WHAT TO WORK ON:
Omit the pictures, please, and give each record below again exactly.

(Data records)
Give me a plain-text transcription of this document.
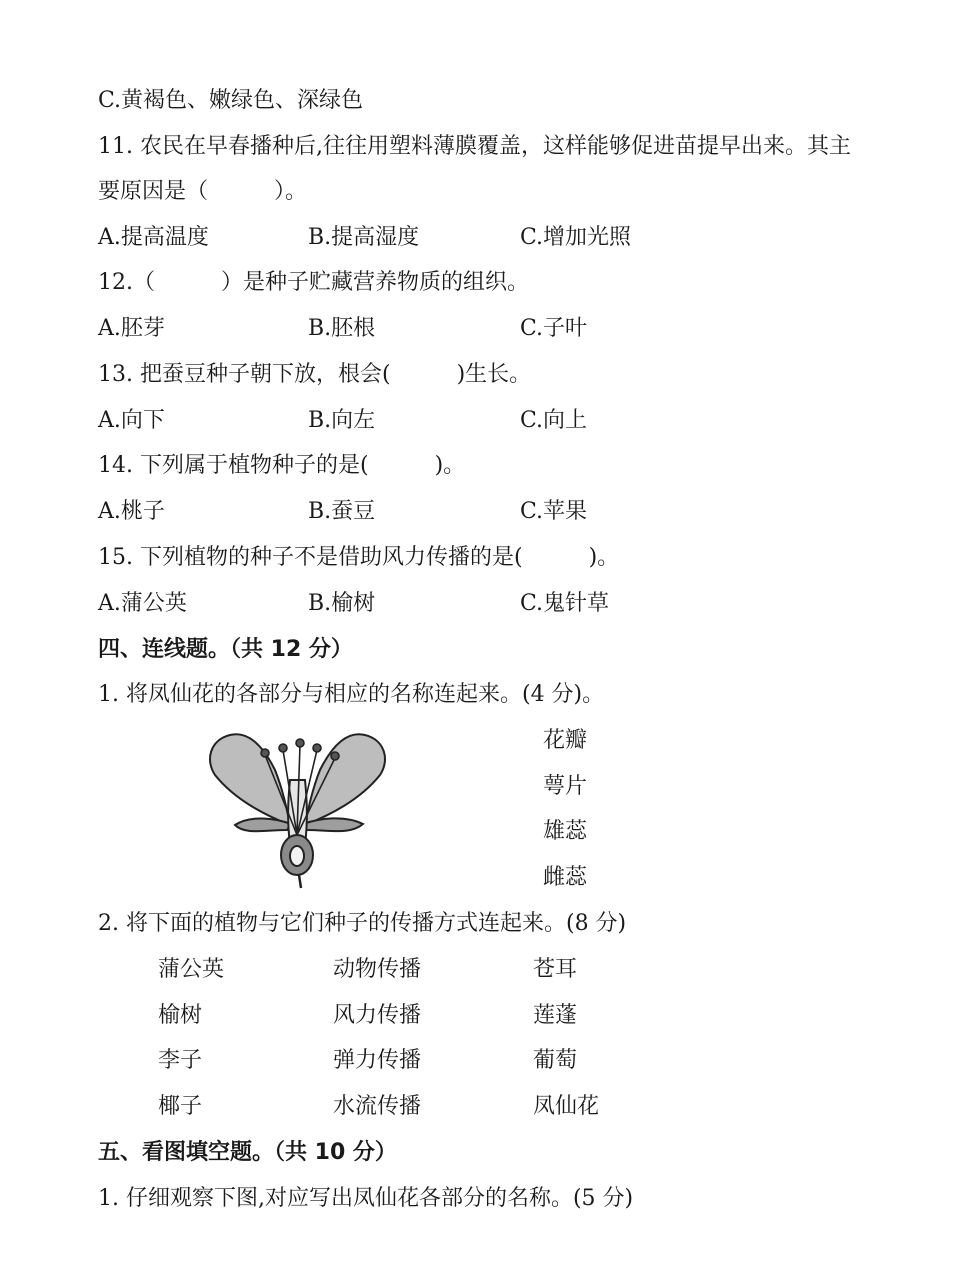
C.黄褐色、嫩绿色、深绿色
11. 农民在早春播种后,往往用塑料薄膜覆盖，这样能够促进苗提早出来。其主
要原因是（　　　）。
A.提高温度	B.提高湿度	C.增加光照
12.（　　　）是种子贮藏营养物质的组织。
A.胚芽	B.胚根	C.子叶
13. 把蚕豆种子朝下放，根会(　　　)生长。
A.向下	B.向左	C.向上
14. 下列属于植物种子的是(　　　)。
A.桃子	B.蚕豆	C.苹果
15. 下列植物的种子不是借助风力传播的是(　　　)。
A.蒲公英	B.榆树	C.鬼针草
四、连线题。（共 12 分）
1. 将凤仙花的各部分与相应的名称连起来。(4 分)。
花瓣
萼片
雄蕊
雌蕊
2. 将下面的植物与它们种子的传播方式连起来。(8 分)
蒲公英	动物传播	苍耳
榆树	风力传播	莲蓬
李子	弹力传播	葡萄
椰子	水流传播	凤仙花
五、看图填空题。（共 10 分）
1. 仔细观察下图,对应写出凤仙花各部分的名称。(5 分)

PROBLEM SOLUTION:
Give me a plain-text transcription of this document.
C.黄褐色、嫩绿色、深绿色
11. 农民在早春播种后,往往用塑料薄膜覆盖，这样能够促进苗提早出来。其主
要原因是（　　　）。
A.提高温度	B.提高湿度	C.增加光照
12.（　　　）是种子贮藏营养物质的组织。
A.胚芽	B.胚根	C.子叶
13. 把蚕豆种子朝下放，根会(　　　)生长。
A.向下	B.向左	C.向上
14. 下列属于植物种子的是(　　　)。
A.桃子	B.蚕豆	C.苹果
15. 下列植物的种子不是借助风力传播的是(　　　)。
A.蒲公英	B.榆树	C.鬼针草
四、连线题。（共 12 分）
1. 将凤仙花的各部分与相应的名称连起来。(4 分)。
花瓣
萼片
雄蕊
雌蕊
2. 将下面的植物与它们种子的传播方式连起来。(8 分)
蒲公英	动物传播	苍耳
榆树	风力传播	莲蓬
李子	弹力传播	葡萄
椰子	水流传播	凤仙花
五、看图填空题。（共 10 分）
1. 仔细观察下图,对应写出凤仙花各部分的名称。(5 分)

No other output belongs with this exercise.